> [TASK DESCRIPTION]
Skip the pictures. Repeat everything else in the records word for word.

[START]

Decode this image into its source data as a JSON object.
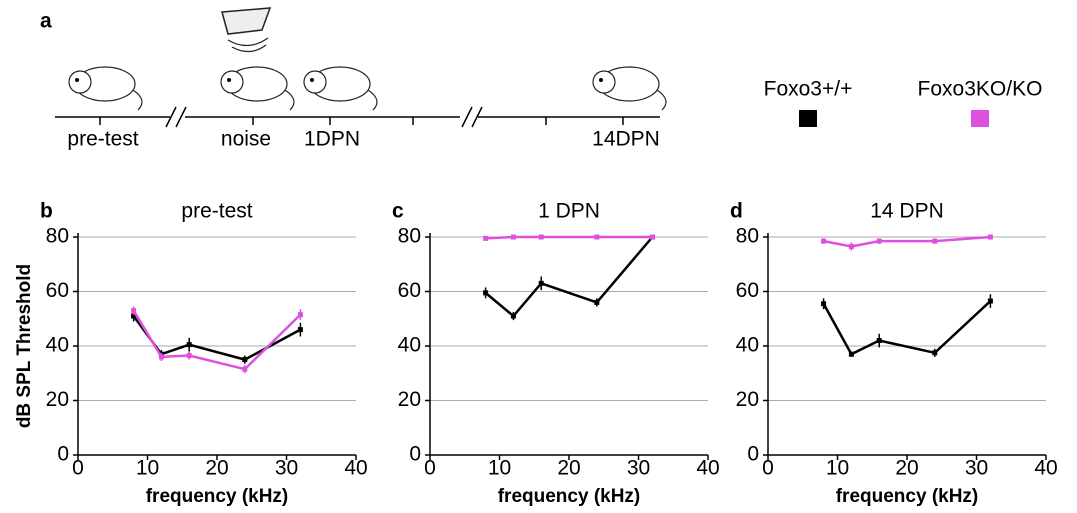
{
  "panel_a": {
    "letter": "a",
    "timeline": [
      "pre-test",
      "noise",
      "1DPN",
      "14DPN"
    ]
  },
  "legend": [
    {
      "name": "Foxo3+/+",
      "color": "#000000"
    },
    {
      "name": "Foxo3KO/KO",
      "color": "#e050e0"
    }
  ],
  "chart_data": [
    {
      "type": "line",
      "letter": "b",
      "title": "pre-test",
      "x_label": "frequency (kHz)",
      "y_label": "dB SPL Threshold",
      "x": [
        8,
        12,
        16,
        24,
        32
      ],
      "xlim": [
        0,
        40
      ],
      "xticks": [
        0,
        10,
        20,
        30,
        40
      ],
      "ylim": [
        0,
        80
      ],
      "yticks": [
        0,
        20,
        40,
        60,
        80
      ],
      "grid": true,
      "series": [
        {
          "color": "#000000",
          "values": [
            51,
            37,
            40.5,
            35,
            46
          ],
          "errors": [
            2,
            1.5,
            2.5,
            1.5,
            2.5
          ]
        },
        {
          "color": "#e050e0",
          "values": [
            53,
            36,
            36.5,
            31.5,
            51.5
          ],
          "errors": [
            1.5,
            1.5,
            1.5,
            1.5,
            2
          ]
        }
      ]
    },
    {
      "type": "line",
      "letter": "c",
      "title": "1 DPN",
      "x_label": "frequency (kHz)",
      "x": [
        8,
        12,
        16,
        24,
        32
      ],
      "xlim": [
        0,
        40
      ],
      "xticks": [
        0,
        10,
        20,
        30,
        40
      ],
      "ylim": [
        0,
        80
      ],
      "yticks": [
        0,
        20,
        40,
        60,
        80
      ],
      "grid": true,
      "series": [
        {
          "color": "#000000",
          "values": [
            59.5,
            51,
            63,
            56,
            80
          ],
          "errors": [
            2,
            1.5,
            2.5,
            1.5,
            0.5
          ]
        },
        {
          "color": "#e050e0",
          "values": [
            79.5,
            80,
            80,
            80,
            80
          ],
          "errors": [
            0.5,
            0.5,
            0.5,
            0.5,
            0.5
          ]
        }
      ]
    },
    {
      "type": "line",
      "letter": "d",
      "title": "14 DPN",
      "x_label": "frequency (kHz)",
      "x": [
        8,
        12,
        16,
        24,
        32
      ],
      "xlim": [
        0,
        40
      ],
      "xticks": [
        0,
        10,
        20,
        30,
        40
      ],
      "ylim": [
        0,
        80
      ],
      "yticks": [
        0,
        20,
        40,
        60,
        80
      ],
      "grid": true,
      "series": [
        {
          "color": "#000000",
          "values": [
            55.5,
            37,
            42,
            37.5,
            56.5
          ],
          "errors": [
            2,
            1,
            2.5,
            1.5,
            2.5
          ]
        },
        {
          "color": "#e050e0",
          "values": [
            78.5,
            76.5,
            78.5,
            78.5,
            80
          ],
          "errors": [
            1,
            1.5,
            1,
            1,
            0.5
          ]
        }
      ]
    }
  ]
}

[END]

> [COMPLETE OUTPUT]
Decode this image into its source data as a JSON object.
{
  "panel_a": {
    "letter": "a",
    "timeline": [
      "pre-test",
      "noise",
      "1DPN",
      "14DPN"
    ]
  },
  "legend": [
    {
      "name": "Foxo3+/+",
      "color": "#000000"
    },
    {
      "name": "Foxo3KO/KO",
      "color": "#e050e0"
    }
  ],
  "chart_data": [
    {
      "type": "line",
      "letter": "b",
      "title": "pre-test",
      "x_label": "frequency (kHz)",
      "y_label": "dB SPL Threshold",
      "x": [
        8,
        12,
        16,
        24,
        32
      ],
      "xlim": [
        0,
        40
      ],
      "xticks": [
        0,
        10,
        20,
        30,
        40
      ],
      "ylim": [
        0,
        80
      ],
      "yticks": [
        0,
        20,
        40,
        60,
        80
      ],
      "grid": true,
      "series": [
        {
          "color": "#000000",
          "values": [
            51,
            37,
            40.5,
            35,
            46
          ],
          "errors": [
            2,
            1.5,
            2.5,
            1.5,
            2.5
          ]
        },
        {
          "color": "#e050e0",
          "values": [
            53,
            36,
            36.5,
            31.5,
            51.5
          ],
          "errors": [
            1.5,
            1.5,
            1.5,
            1.5,
            2
          ]
        }
      ]
    },
    {
      "type": "line",
      "letter": "c",
      "title": "1 DPN",
      "x_label": "frequency (kHz)",
      "x": [
        8,
        12,
        16,
        24,
        32
      ],
      "xlim": [
        0,
        40
      ],
      "xticks": [
        0,
        10,
        20,
        30,
        40
      ],
      "ylim": [
        0,
        80
      ],
      "yticks": [
        0,
        20,
        40,
        60,
        80
      ],
      "grid": true,
      "series": [
        {
          "color": "#000000",
          "values": [
            59.5,
            51,
            63,
            56,
            80
          ],
          "errors": [
            2,
            1.5,
            2.5,
            1.5,
            0.5
          ]
        },
        {
          "color": "#e050e0",
          "values": [
            79.5,
            80,
            80,
            80,
            80
          ],
          "errors": [
            0.5,
            0.5,
            0.5,
            0.5,
            0.5
          ]
        }
      ]
    },
    {
      "type": "line",
      "letter": "d",
      "title": "14 DPN",
      "x_label": "frequency (kHz)",
      "x": [
        8,
        12,
        16,
        24,
        32
      ],
      "xlim": [
        0,
        40
      ],
      "xticks": [
        0,
        10,
        20,
        30,
        40
      ],
      "ylim": [
        0,
        80
      ],
      "yticks": [
        0,
        20,
        40,
        60,
        80
      ],
      "grid": true,
      "series": [
        {
          "color": "#000000",
          "values": [
            55.5,
            37,
            42,
            37.5,
            56.5
          ],
          "errors": [
            2,
            1,
            2.5,
            1.5,
            2.5
          ]
        },
        {
          "color": "#e050e0",
          "values": [
            78.5,
            76.5,
            78.5,
            78.5,
            80
          ],
          "errors": [
            1,
            1.5,
            1,
            1,
            0.5
          ]
        }
      ]
    }
  ]
}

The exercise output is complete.